-- start Input for this task --

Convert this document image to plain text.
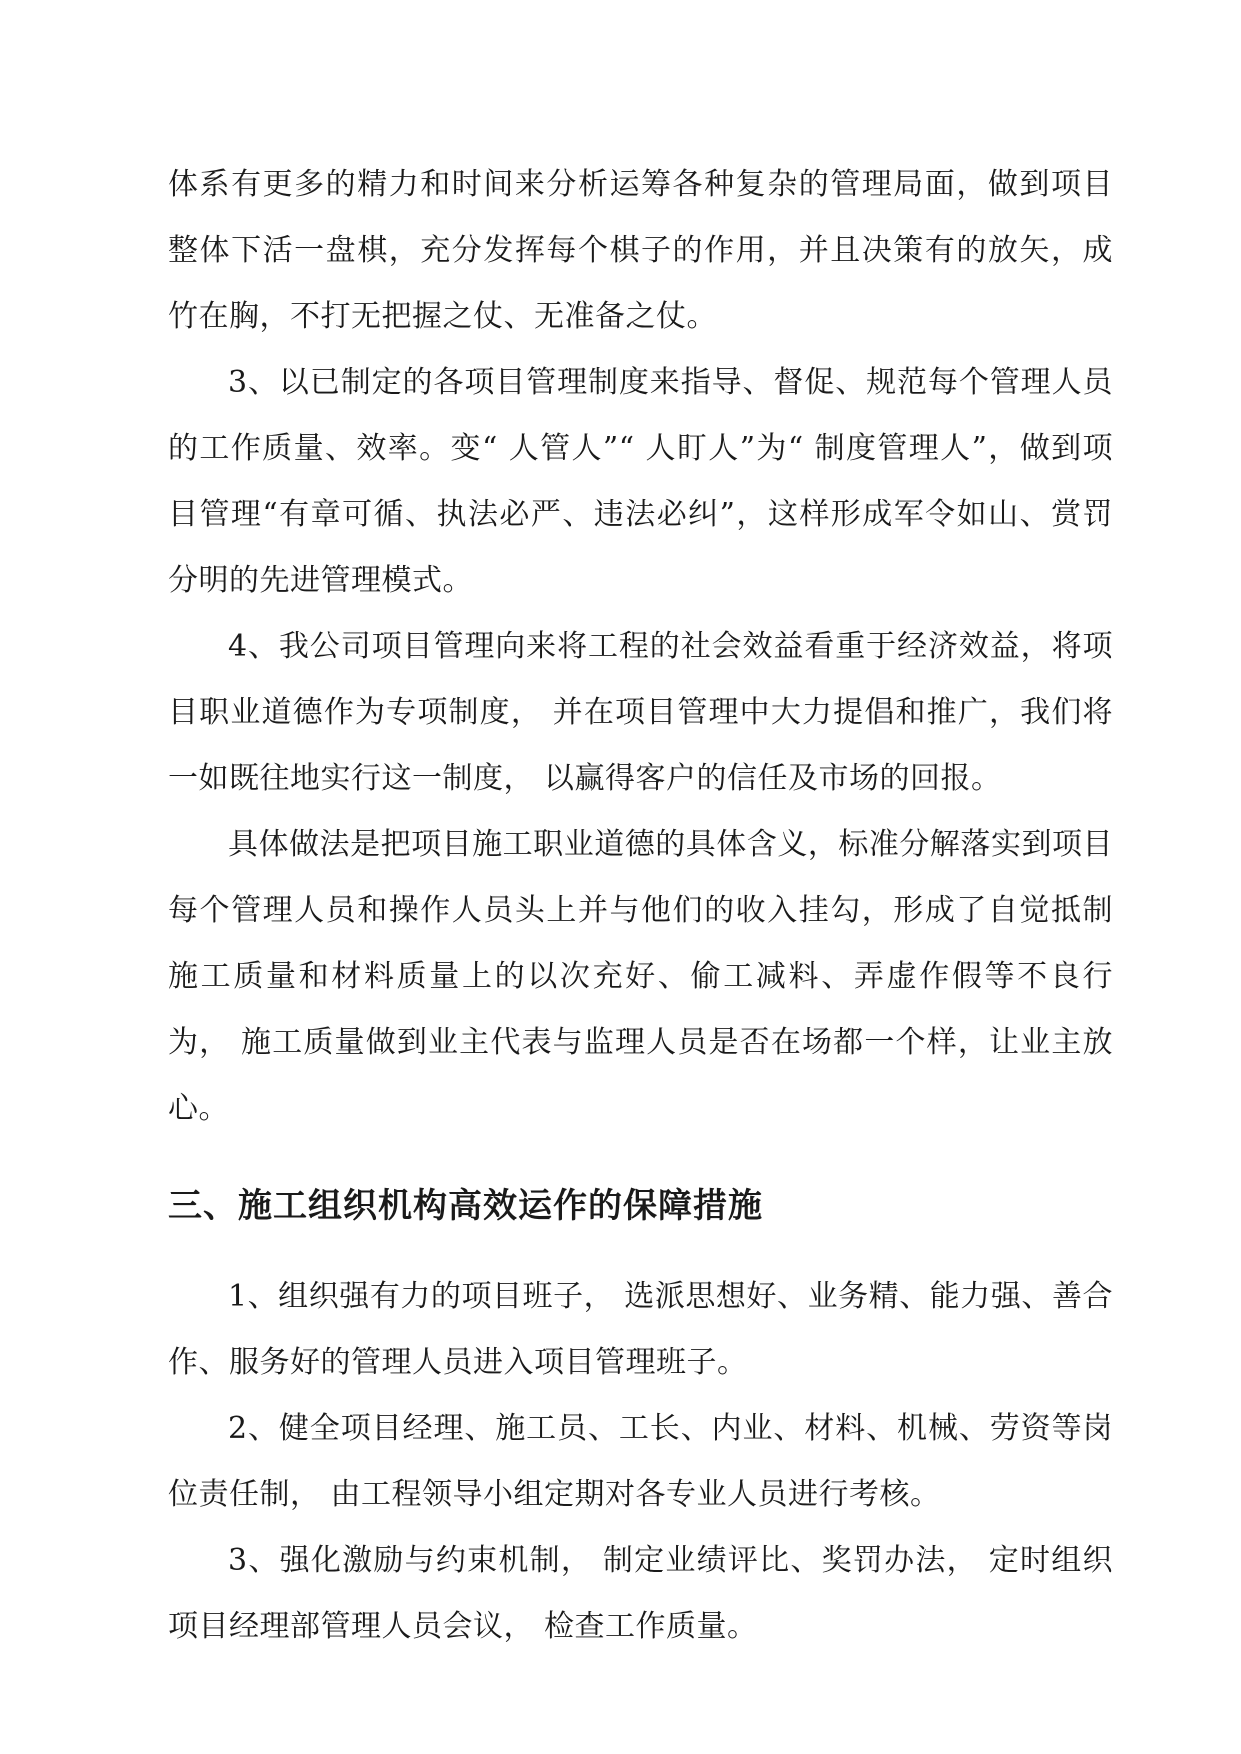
体系有更多的精力和时间来分析运筹各种复杂的管理局面，做到项目整体下活一盘棋，充分发挥每个棋子的作用，并且决策有的放矢，成竹在胸，不打无把握之仗、无准备之仗。

3、以已制定的各项目管理制度来指导、督促、规范每个管理人员的工作质量、效率。变“ 人管人”“ 人盯人”为“ 制度管理人”，做到项目管理“有章可循、执法必严、违法必纠”，这样形成军令如山、赏罚分明的先进管理模式。

4、我公司项目管理向来将工程的社会效益看重于经济效益，将项目职业道德作为专项制度， 并在项目管理中大力提倡和推广，我们将一如既往地实行这一制度， 以赢得客户的信任及市场的回报。

具体做法是把项目施工职业道德的具体含义，标准分解落实到项目每个管理人员和操作人员头上并与他们的收入挂勾，形成了自觉抵制施工质量和材料质量上的以次充好、偷工减料、弄虚作假等不良行为， 施工质量做到业主代表与监理人员是否在场都一个样，让业主放心。

三、施工组织机构高效运作的保障措施

1、组织强有力的项目班子， 选派思想好、业务精、能力强、善合作、服务好的管理人员进入项目管理班子。

2、健全项目经理、施工员、工长、内业、材料、机械、劳资等岗位责任制， 由工程领导小组定期对各专业人员进行考核。

3、强化激励与约束机制， 制定业绩评比、奖罚办法， 定时组织项目经理部管理人员会议， 检查工作质量。
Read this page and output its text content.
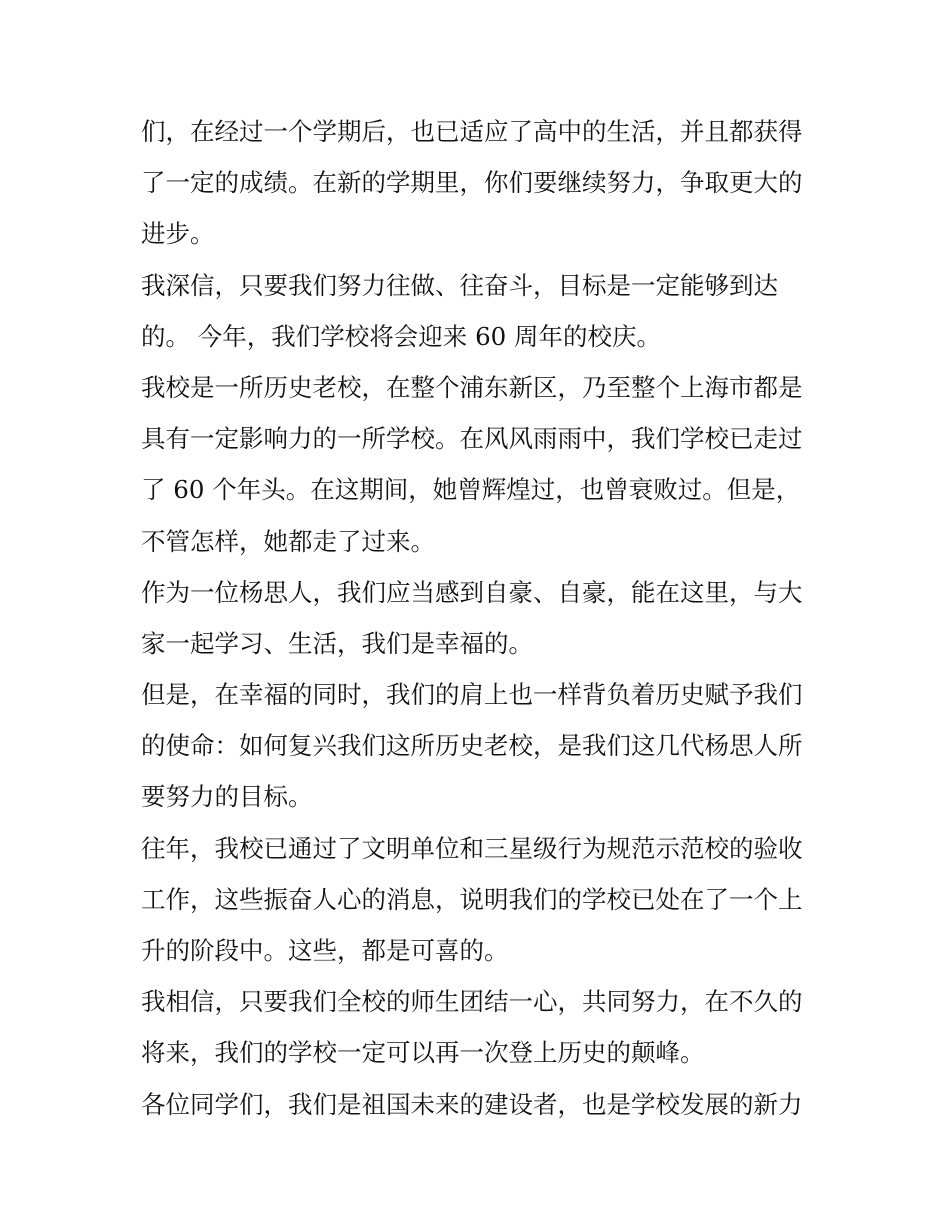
们，在经过一个学期后，也已适应了高中的生活，并且都获得

了一定的成绩。在新的学期里，你们要继续努力，争取更大的

进步。

我深信，只要我们努力往做、往奋斗，目标是一定能够到达

的。 今年，我们学校将会迎来 60 周年的校庆。

我校是一所历史老校，在整个浦东新区，乃至整个上海市都是

具有一定影响力的一所学校。在风风雨雨中，我们学校已走过

了 60 个年头。在这期间，她曾辉煌过，也曾衰败过。但是，

不管怎样，她都走了过来。

作为一位杨思人，我们应当感到自豪、自豪，能在这里，与大

家一起学习、生活，我们是幸福的。

但是，在幸福的同时，我们的肩上也一样背负着历史赋予我们

的使命：如何复兴我们这所历史老校，是我们这几代杨思人所

要努力的目标。

往年，我校已通过了文明单位和三星级行为规范示范校的验收

工作，这些振奋人心的消息，说明我们的学校已处在了一个上

升的阶段中。这些，都是可喜的。

我相信，只要我们全校的师生团结一心，共同努力，在不久的

将来，我们的学校一定可以再一次登上历史的颠峰。

各位同学们，我们是祖国未来的建设者，也是学校发展的新力
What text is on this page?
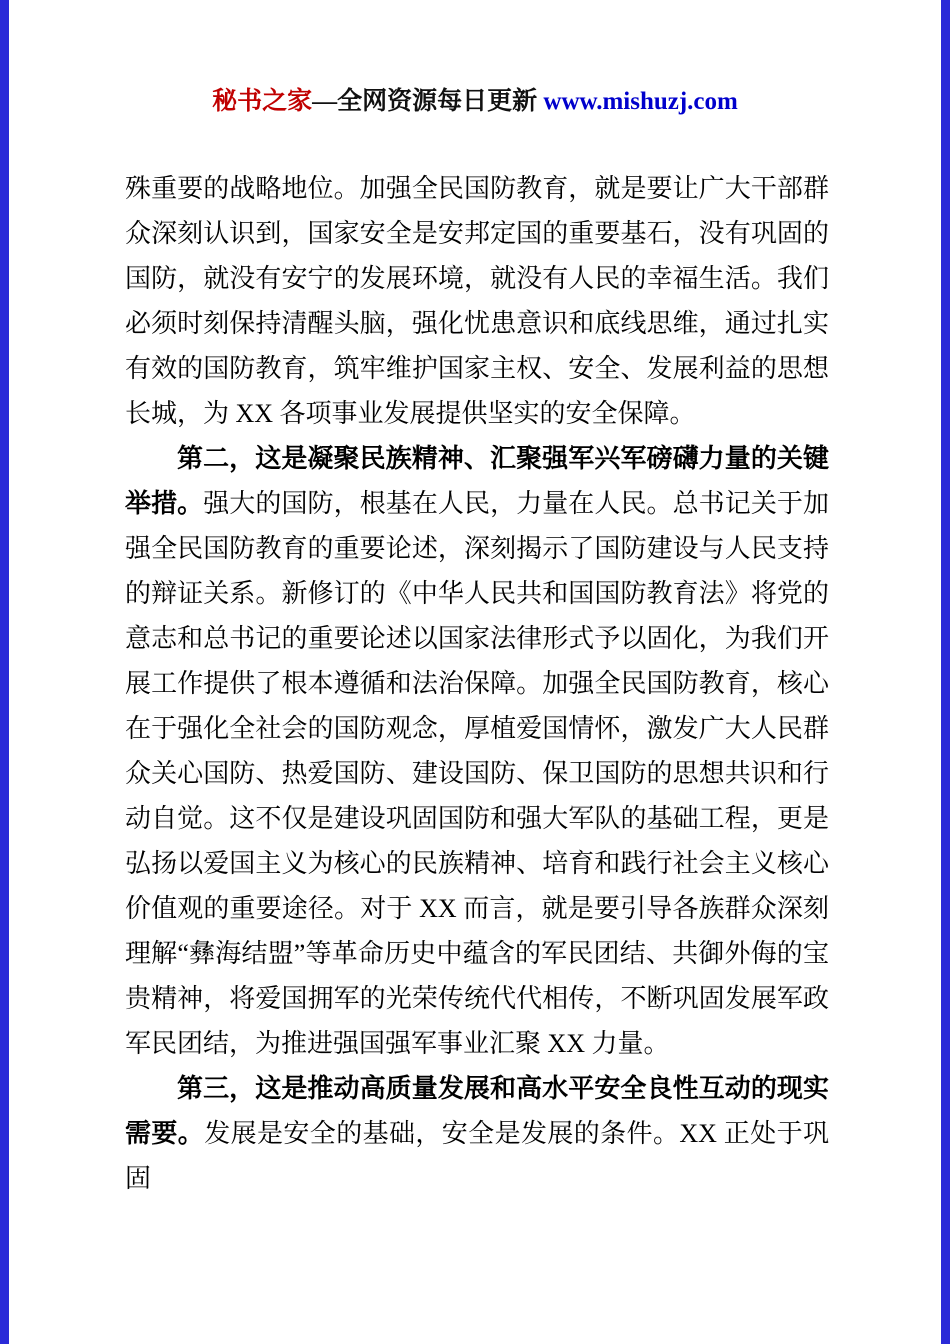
秘书之家—全网资源每日更新 www.mishuzj.com

殊重要的战略地位。加强全民国防教育，就是要让广大干部群众深刻认识到，国家安全是安邦定国的重要基石，没有巩固的国防，就没有安宁的发展环境，就没有人民的幸福生活。我们必须时刻保持清醒头脑，强化忧患意识和底线思维，通过扎实有效的国防教育，筑牢维护国家主权、安全、发展利益的思想长城，为 XX 各项事业发展提供坚实的安全保障。

第二，这是凝聚民族精神、汇聚强军兴军磅礴力量的关键举措。强大的国防，根基在人民，力量在人民。总书记关于加强全民国防教育的重要论述，深刻揭示了国防建设与人民支持的辩证关系。新修订的《中华人民共和国国防教育法》将党的意志和总书记的重要论述以国家法律形式予以固化，为我们开展工作提供了根本遵循和法治保障。加强全民国防教育，核心在于强化全社会的国防观念，厚植爱国情怀，激发广大人民群众关心国防、热爱国防、建设国防、保卫国防的思想共识和行动自觉。这不仅是建设巩固国防和强大军队的基础工程，更是弘扬以爱国主义为核心的民族精神、培育和践行社会主义核心价值观的重要途径。对于 XX 而言，就是要引导各族群众深刻理解“彝海结盟”等革命历史中蕴含的军民团结、共御外侮的宝贵精神，将爱国拥军的光荣传统代代相传，不断巩固发展军政军民团结，为推进强国强军事业汇聚 XX 力量。

第三，这是推动高质量发展和高水平安全良性互动的现实需要。发展是安全的基础，安全是发展的条件。XX 正处于巩固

-- end Input for this task --

What the exercise asks » Repeat the lines above exactly, and keep every picture out.

Completed task »
Convert this document image to plain text.
体系有更多的精力和时间来分析运筹各种复杂的管理局面，做到项目整体下活一盘棋，充分发挥每个棋子的作用，并且决策有的放矢，成竹在胸，不打无把握之仗、无准备之仗。

3、以已制定的各项目管理制度来指导、督促、规范每个管理人员的工作质量、效率。变“ 人管人”“ 人盯人”为“ 制度管理人”，做到项目管理“有章可循、执法必严、违法必纠”，这样形成军令如山、赏罚分明的先进管理模式。

4、我公司项目管理向来将工程的社会效益看重于经济效益，将项目职业道德作为专项制度， 并在项目管理中大力提倡和推广，我们将一如既往地实行这一制度， 以赢得客户的信任及市场的回报。

具体做法是把项目施工职业道德的具体含义，标准分解落实到项目每个管理人员和操作人员头上并与他们的收入挂勾，形成了自觉抵制施工质量和材料质量上的以次充好、偷工减料、弄虚作假等不良行为， 施工质量做到业主代表与监理人员是否在场都一个样，让业主放心。

三、施工组织机构高效运作的保障措施

1、组织强有力的项目班子， 选派思想好、业务精、能力强、善合作、服务好的管理人员进入项目管理班子。

2、健全项目经理、施工员、工长、内业、材料、机械、劳资等岗位责任制， 由工程领导小组定期对各专业人员进行考核。

3、强化激励与约束机制， 制定业绩评比、奖罚办法， 定时组织项目经理部管理人员会议， 检查工作质量。
Read this page and output its text content.
们，在经过一个学期后，也已适应了高中的生活，并且都获得

了一定的成绩。在新的学期里，你们要继续努力，争取更大的

进步。

我深信，只要我们努力往做、往奋斗，目标是一定能够到达

的。 今年，我们学校将会迎来 60 周年的校庆。

我校是一所历史老校，在整个浦东新区，乃至整个上海市都是

具有一定影响力的一所学校。在风风雨雨中，我们学校已走过

了 60 个年头。在这期间，她曾辉煌过，也曾衰败过。但是，

不管怎样，她都走了过来。

作为一位杨思人，我们应当感到自豪、自豪，能在这里，与大

家一起学习、生活，我们是幸福的。

但是，在幸福的同时，我们的肩上也一样背负着历史赋予我们

的使命：如何复兴我们这所历史老校，是我们这几代杨思人所

要努力的目标。

往年，我校已通过了文明单位和三星级行为规范示范校的验收

工作，这些振奋人心的消息，说明我们的学校已处在了一个上

升的阶段中。这些，都是可喜的。

我相信，只要我们全校的师生团结一心，共同努力，在不久的

将来，我们的学校一定可以再一次登上历史的颠峰。

各位同学们，我们是祖国未来的建设者，也是学校发展的新力
What text is on this page?
秘书之家—全网资源每日更新 www.mishuzj.com

殊重要的战略地位。加强全民国防教育，就是要让广大干部群众深刻认识到，国家安全是安邦定国的重要基石，没有巩固的国防，就没有安宁的发展环境，就没有人民的幸福生活。我们必须时刻保持清醒头脑，强化忧患意识和底线思维，通过扎实有效的国防教育，筑牢维护国家主权、安全、发展利益的思想长城，为 XX 各项事业发展提供坚实的安全保障。

第二，这是凝聚民族精神、汇聚强军兴军磅礴力量的关键举措。强大的国防，根基在人民，力量在人民。总书记关于加强全民国防教育的重要论述，深刻揭示了国防建设与人民支持的辩证关系。新修订的《中华人民共和国国防教育法》将党的意志和总书记的重要论述以国家法律形式予以固化，为我们开展工作提供了根本遵循和法治保障。加强全民国防教育，核心在于强化全社会的国防观念，厚植爱国情怀，激发广大人民群众关心国防、热爱国防、建设国防、保卫国防的思想共识和行动自觉。这不仅是建设巩固国防和强大军队的基础工程，更是弘扬以爱国主义为核心的民族精神、培育和践行社会主义核心价值观的重要途径。对于 XX 而言，就是要引导各族群众深刻理解“彝海结盟”等革命历史中蕴含的军民团结、共御外侮的宝贵精神，将爱国拥军的光荣传统代代相传，不断巩固发展军政军民团结，为推进强国强军事业汇聚 XX 力量。

第三，这是推动高质量发展和高水平安全良性互动的现实需要。发展是安全的基础，安全是发展的条件。XX 正处于巩固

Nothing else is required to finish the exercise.